**What you should do**
Show every line containing "text" by copying it.

(Structured figure records)
· · · · · · ·
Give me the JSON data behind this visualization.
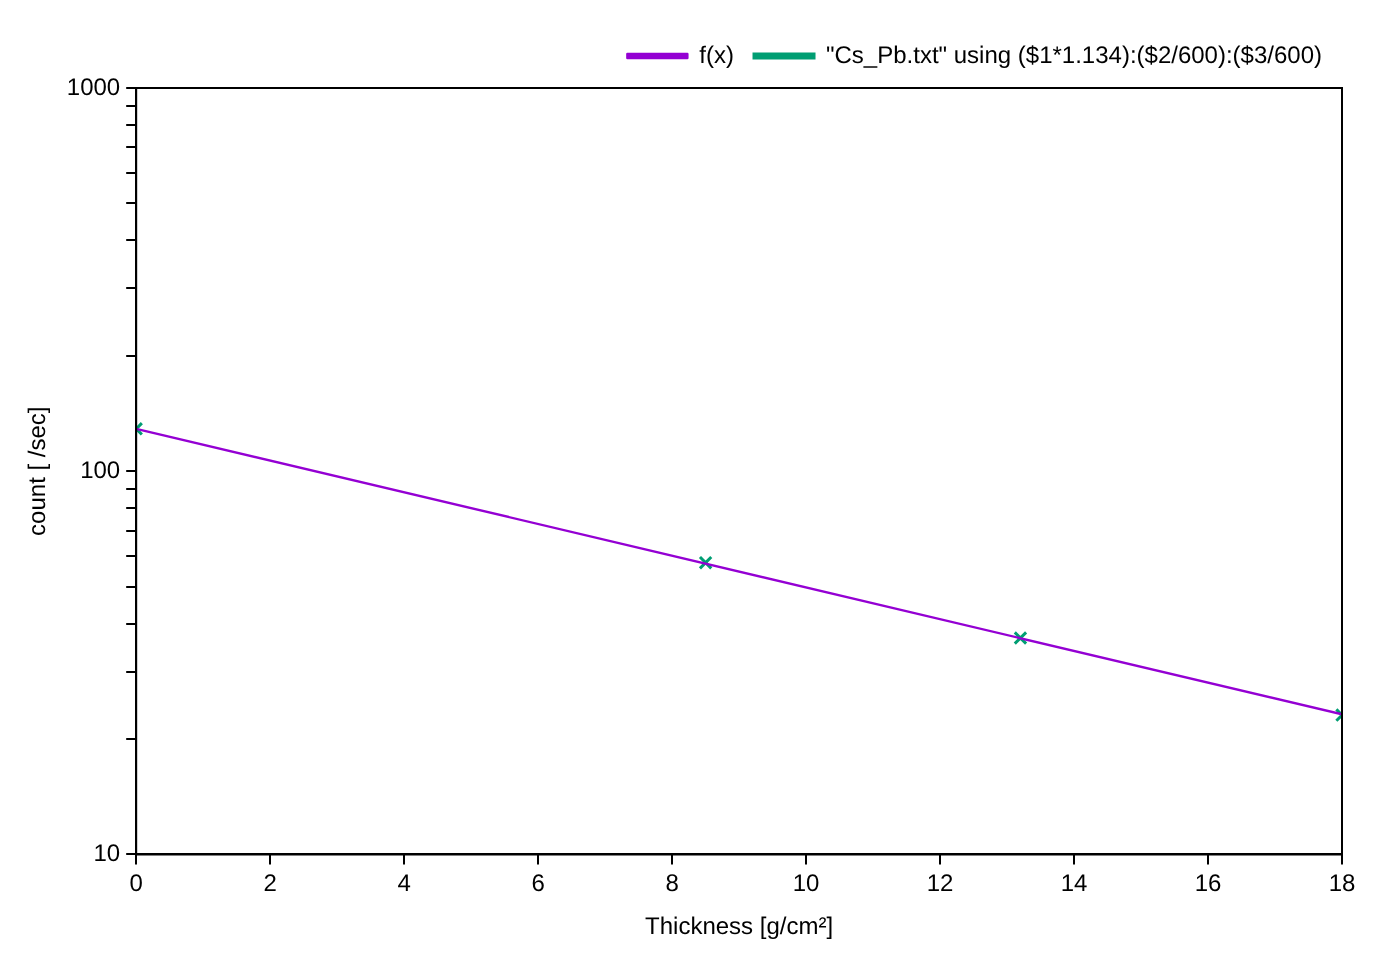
{
  "chart_data": {
    "type": "scatter",
    "xlabel": "Thickness [g/cm²]",
    "ylabel": "count [ /sec]",
    "log": "y",
    "grid": false,
    "legend": "top right",
    "xlim": [
      0,
      18
    ],
    "xticks": [
      0,
      2,
      4,
      6,
      8,
      10,
      12,
      14,
      16,
      18
    ],
    "ylim": [
      10,
      1000
    ],
    "yticks": [
      10,
      {
        "value": 20,
        "label": null
      },
      {
        "value": 30,
        "label": null
      },
      {
        "value": 40,
        "label": null
      },
      {
        "value": 50,
        "label": null
      },
      {
        "value": 60,
        "label": null
      },
      {
        "value": 70,
        "label": null
      },
      {
        "value": 80,
        "label": null
      },
      {
        "value": 90,
        "label": null
      },
      100,
      {
        "value": 200,
        "label": null
      },
      {
        "value": 300,
        "label": null
      },
      {
        "value": 400,
        "label": null
      },
      {
        "value": 500,
        "label": null
      },
      {
        "value": 600,
        "label": null
      },
      {
        "value": 700,
        "label": null
      },
      {
        "value": 800,
        "label": null
      },
      {
        "value": 900,
        "label": null
      },
      1000
    ],
    "series": [
      {
        "name": "f(x)",
        "type": "line",
        "color": "#9400d3",
        "marker": "none",
        "x": [
          0,
          18
        ],
        "values": [
          129,
          23.2
        ]
      },
      {
        "name": "\"Cs_Pb.txt\" using ($1*1.134):($2/600):($3/600)",
        "type": "scatter",
        "color": "#009e73",
        "marker": "cross",
        "x": [
          0,
          8.5,
          13.2,
          18
        ],
        "values": [
          129,
          57.7,
          36.7,
          23.1
        ]
      }
    ]
  }
}
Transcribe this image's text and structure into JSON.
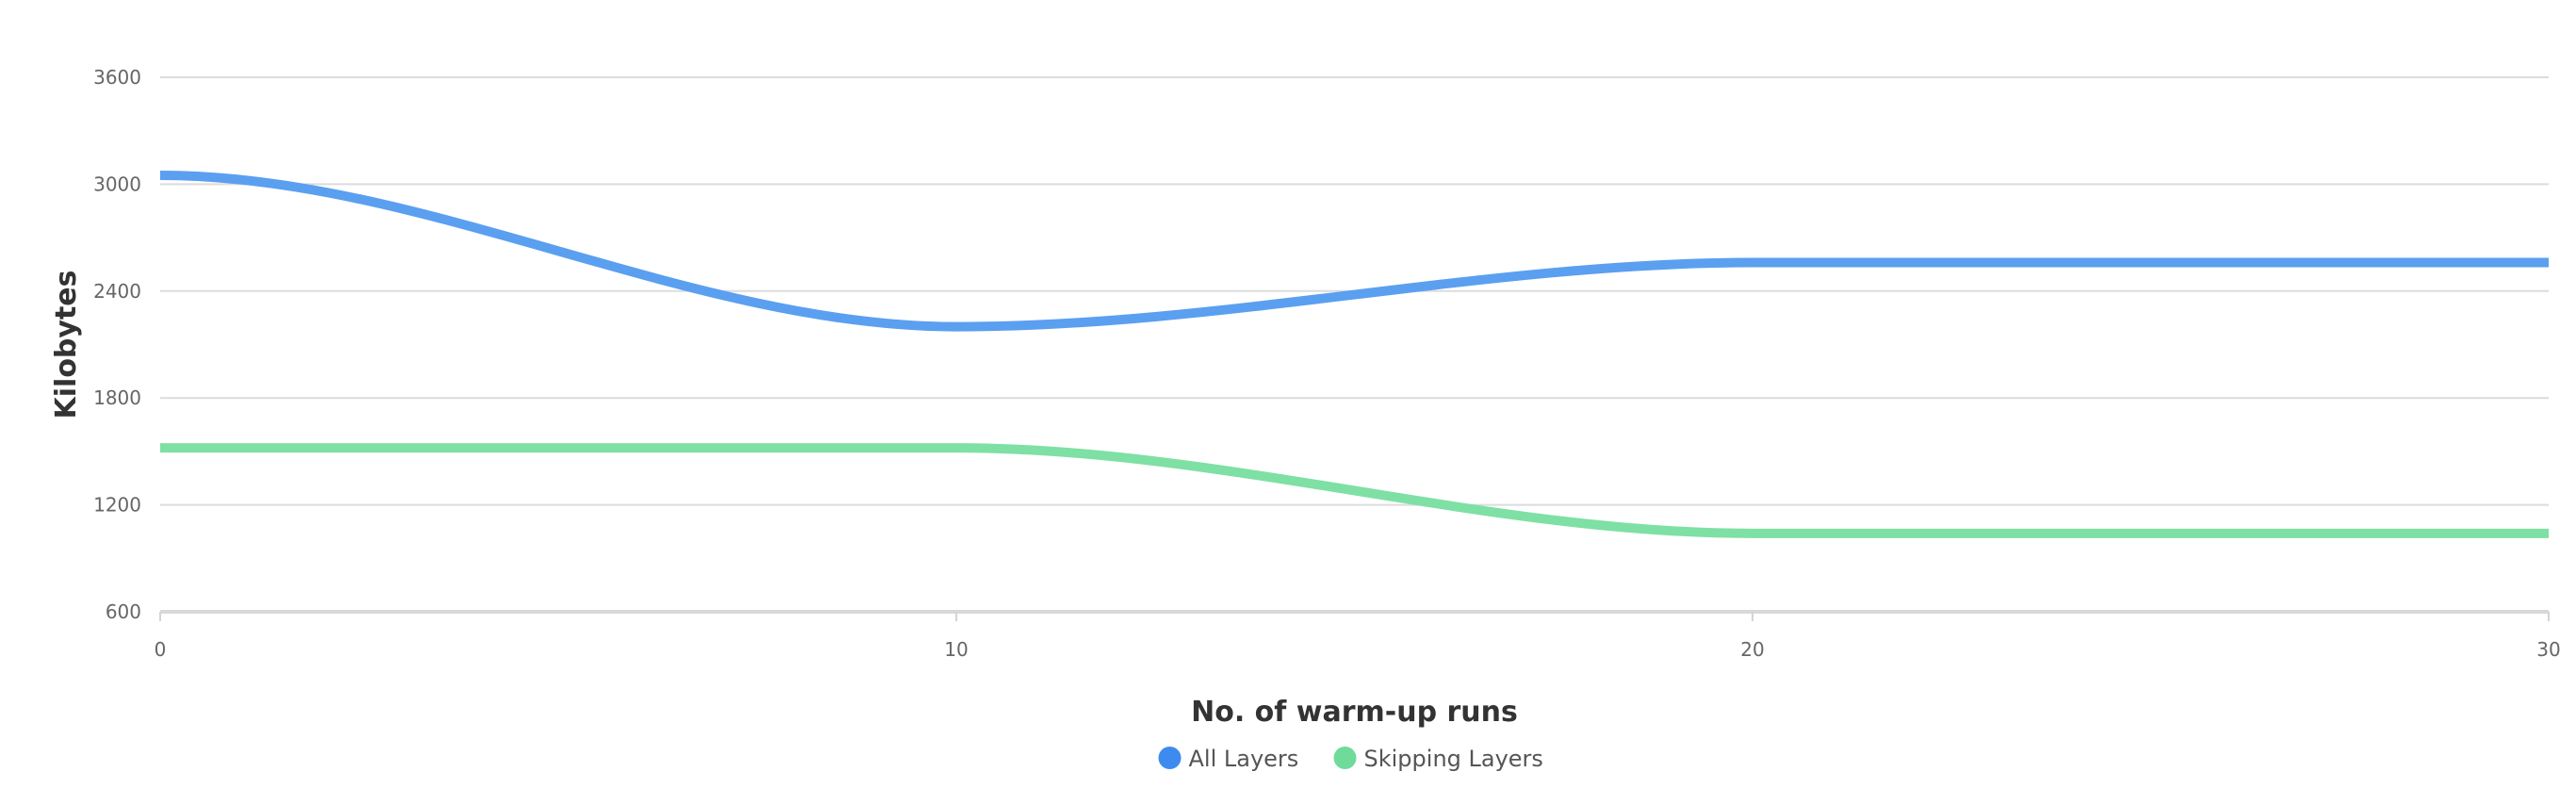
{
  "chart_data": {
    "type": "line",
    "title": "",
    "xlabel": "No. of warm-up runs",
    "ylabel": "Kilobytes",
    "x": [
      0,
      10,
      20,
      30
    ],
    "xlim": [
      0,
      30
    ],
    "ylim": [
      600,
      3600
    ],
    "x_ticks": [
      0,
      10,
      20,
      30
    ],
    "y_ticks": [
      600,
      1200,
      1800,
      2400,
      3000,
      3600
    ],
    "grid": true,
    "legend_position": "bottom",
    "curve": "smooth",
    "series": [
      {
        "name": "All Layers",
        "values": [
          3050,
          2200,
          2560,
          2560
        ],
        "color": "#5b9ff0",
        "legend_color": "#3d8bef"
      },
      {
        "name": "Skipping Layers",
        "values": [
          1520,
          1520,
          1040,
          1040
        ],
        "color": "#7ee0a4",
        "legend_color": "#6edb9a"
      }
    ]
  }
}
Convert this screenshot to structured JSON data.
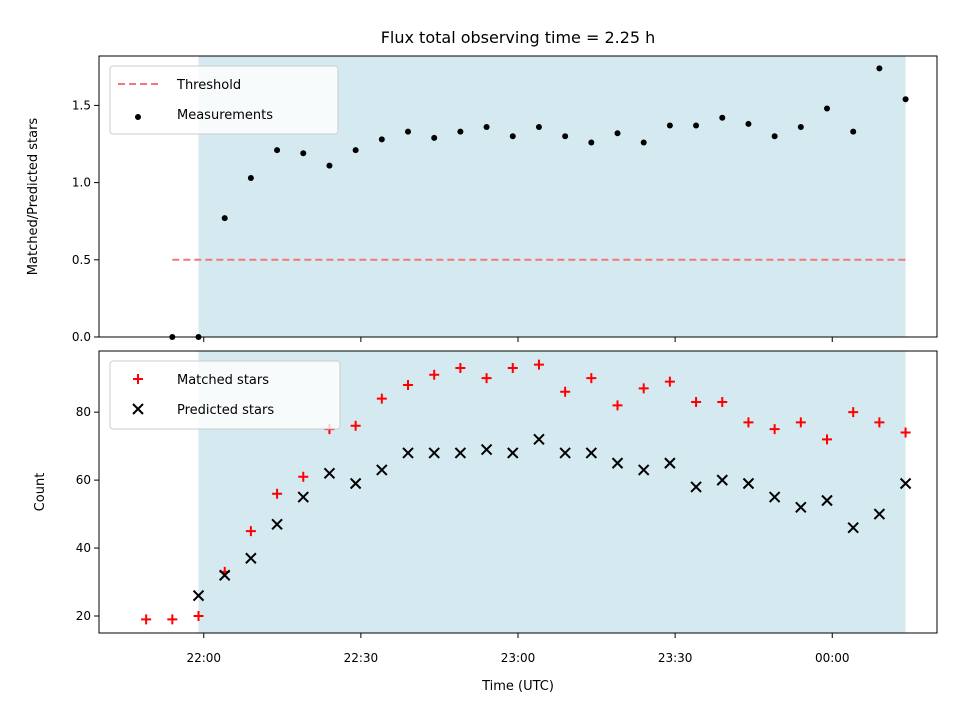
{
  "title": "Flux total observing time = 2.25 h",
  "xlabel": "Time (UTC)",
  "chart_data": [
    {
      "type": "scatter",
      "ylabel": "Matched/Predicted stars",
      "ylim": [
        0,
        1.82
      ],
      "yticks": [
        0.0,
        0.5,
        1.0,
        1.5
      ],
      "ytick_labels": [
        "0.0",
        "0.5",
        "1.0",
        "1.5"
      ],
      "shaded_region": {
        "start": "21:59",
        "end": "00:14",
        "color": "#d4eaf0"
      },
      "threshold": {
        "name": "Threshold",
        "value": 0.5,
        "start": "21:54",
        "end": "00:14",
        "color": "#f47777"
      },
      "series": [
        {
          "name": "Measurements",
          "marker": "dot",
          "color": "#000000",
          "x": [
            "21:54",
            "21:59",
            "22:04",
            "22:09",
            "22:14",
            "22:19",
            "22:24",
            "22:29",
            "22:34",
            "22:39",
            "22:44",
            "22:49",
            "22:54",
            "22:59",
            "23:04",
            "23:09",
            "23:14",
            "23:19",
            "23:24",
            "23:29",
            "23:34",
            "23:39",
            "23:44",
            "23:49",
            "23:54",
            "23:59",
            "00:04",
            "00:09",
            "00:14"
          ],
          "y": [
            0.0,
            0.0,
            0.77,
            1.03,
            1.21,
            1.19,
            1.11,
            1.21,
            1.28,
            1.33,
            1.29,
            1.33,
            1.36,
            1.3,
            1.36,
            1.3,
            1.26,
            1.32,
            1.26,
            1.37,
            1.37,
            1.42,
            1.38,
            1.3,
            1.36,
            1.48,
            1.33,
            1.74,
            1.54
          ]
        }
      ]
    },
    {
      "type": "scatter",
      "ylabel": "Count",
      "ylim": [
        15,
        98
      ],
      "yticks": [
        20,
        40,
        60,
        80
      ],
      "ytick_labels": [
        "20",
        "40",
        "60",
        "80"
      ],
      "shaded_region": {
        "start": "21:59",
        "end": "00:14",
        "color": "#d4eaf0"
      },
      "series": [
        {
          "name": "Matched stars",
          "marker": "plus",
          "color": "#ff0000",
          "x": [
            "21:49",
            "21:54",
            "21:59",
            "22:04",
            "22:09",
            "22:14",
            "22:19",
            "22:24",
            "22:29",
            "22:34",
            "22:39",
            "22:44",
            "22:49",
            "22:54",
            "22:59",
            "23:04",
            "23:09",
            "23:14",
            "23:19",
            "23:24",
            "23:29",
            "23:34",
            "23:39",
            "23:44",
            "23:49",
            "23:54",
            "23:59",
            "00:04",
            "00:09",
            "00:14"
          ],
          "y": [
            19,
            19,
            20,
            33,
            45,
            56,
            61,
            75,
            76,
            84,
            88,
            91,
            93,
            90,
            93,
            94,
            86,
            90,
            82,
            87,
            89,
            83,
            83,
            77,
            75,
            77,
            72,
            80,
            77,
            74
          ]
        },
        {
          "name": "Predicted stars",
          "marker": "x",
          "color": "#000000",
          "x": [
            "21:59",
            "22:04",
            "22:09",
            "22:14",
            "22:19",
            "22:24",
            "22:29",
            "22:34",
            "22:39",
            "22:44",
            "22:49",
            "22:54",
            "22:59",
            "23:04",
            "23:09",
            "23:14",
            "23:19",
            "23:24",
            "23:29",
            "23:34",
            "23:39",
            "23:44",
            "23:49",
            "23:54",
            "23:59",
            "00:04",
            "00:09",
            "00:14"
          ],
          "y": [
            26,
            32,
            37,
            47,
            55,
            62,
            59,
            63,
            68,
            68,
            68,
            69,
            68,
            72,
            68,
            68,
            65,
            63,
            65,
            58,
            60,
            59,
            55,
            52,
            54,
            46,
            50,
            59
          ]
        }
      ]
    }
  ],
  "x_axis": {
    "range": [
      "21:40",
      "00:20"
    ],
    "ticks": [
      "22:00",
      "22:30",
      "23:00",
      "23:30",
      "00:00"
    ]
  }
}
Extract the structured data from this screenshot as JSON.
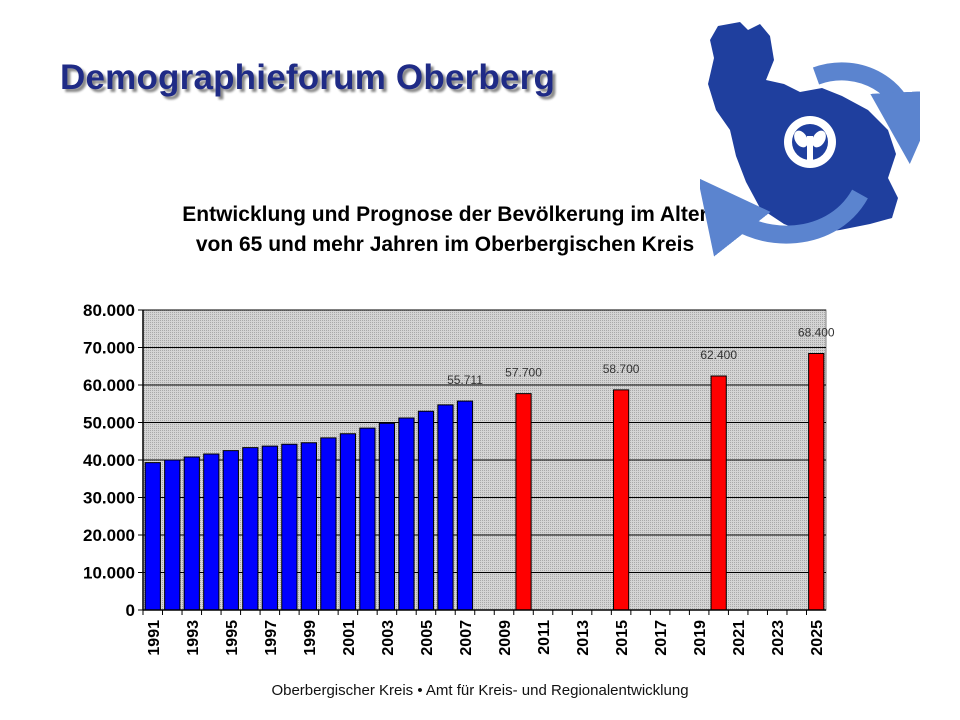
{
  "header": {
    "title": "Demographieforum Oberberg"
  },
  "chart_title": {
    "line1": "Entwicklung und Prognose der Bevölkerung im Alter",
    "line2": "von 65 und mehr Jahren im Oberbergischen Kreis"
  },
  "footer": {
    "text": "Oberbergischer Kreis • Amt für Kreis- und Regionalentwicklung"
  },
  "logo": {
    "icon": "oberberg-region-logo-icon",
    "colors": {
      "region": "#1f3f9e",
      "arrows": "#5b84cf",
      "emblem": "#ffffff"
    }
  },
  "colors": {
    "actual": "#0000ff",
    "forecast": "#ff0000",
    "plot_background": "#c0c0c0",
    "title": "#1f2b86"
  },
  "chart_data": {
    "type": "bar",
    "title": "Entwicklung und Prognose der Bevölkerung im Alter von 65 und mehr Jahren im Oberbergischen Kreis",
    "ylim": [
      0,
      80000
    ],
    "yticks": [
      0,
      10000,
      20000,
      30000,
      40000,
      50000,
      60000,
      70000,
      80000
    ],
    "ytick_labels": [
      "0",
      "10.000",
      "20.000",
      "30.000",
      "40.000",
      "50.000",
      "60.000",
      "70.000",
      "80.000"
    ],
    "grid": true,
    "categories": [
      "1991",
      "1992",
      "1993",
      "1994",
      "1995",
      "1996",
      "1997",
      "1998",
      "1999",
      "2000",
      "2001",
      "2002",
      "2003",
      "2004",
      "2005",
      "2006",
      "2007",
      "2008",
      "2009",
      "2010",
      "2011",
      "2012",
      "2013",
      "2014",
      "2015",
      "2016",
      "2017",
      "2018",
      "2019",
      "2020",
      "2021",
      "2022",
      "2023",
      "2024",
      "2025"
    ],
    "x_tick_labels": [
      "1991",
      "1993",
      "1995",
      "1997",
      "1999",
      "2001",
      "2003",
      "2005",
      "2007",
      "2009",
      "2011",
      "2013",
      "2015",
      "2017",
      "2019",
      "2021",
      "2023",
      "2025"
    ],
    "series": [
      {
        "kind": "actual",
        "color": "#0000ff",
        "x": [
          "1991",
          "1992",
          "1993",
          "1994",
          "1995",
          "1996",
          "1997",
          "1998",
          "1999",
          "2000",
          "2001",
          "2002",
          "2003",
          "2004",
          "2005",
          "2006",
          "2007"
        ],
        "values": [
          39300,
          40000,
          40800,
          41600,
          42500,
          43300,
          43700,
          44200,
          44600,
          45900,
          47000,
          48500,
          49800,
          51200,
          53000,
          54700,
          55711
        ]
      },
      {
        "kind": "forecast",
        "color": "#ff0000",
        "x": [
          "2010",
          "2015",
          "2020",
          "2025"
        ],
        "values": [
          57700,
          58700,
          62400,
          68400
        ]
      }
    ],
    "data_labels": [
      {
        "x": "2007",
        "text": "55.711"
      },
      {
        "x": "2010",
        "text": "57.700"
      },
      {
        "x": "2015",
        "text": "58.700"
      },
      {
        "x": "2020",
        "text": "62.400"
      },
      {
        "x": "2025",
        "text": "68.400"
      }
    ]
  }
}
· · · · · · ·
**Response to the exercise**
Transcribe this image's text and structure into JSON.
    "text": "Oberbergischer Kreis • Amt für Kreis- und Regionalentwicklung"
        "text": "55.711"
        "text": "57.700"
        "text": "58.700"
        "text": "62.400"
        "text": "68.400"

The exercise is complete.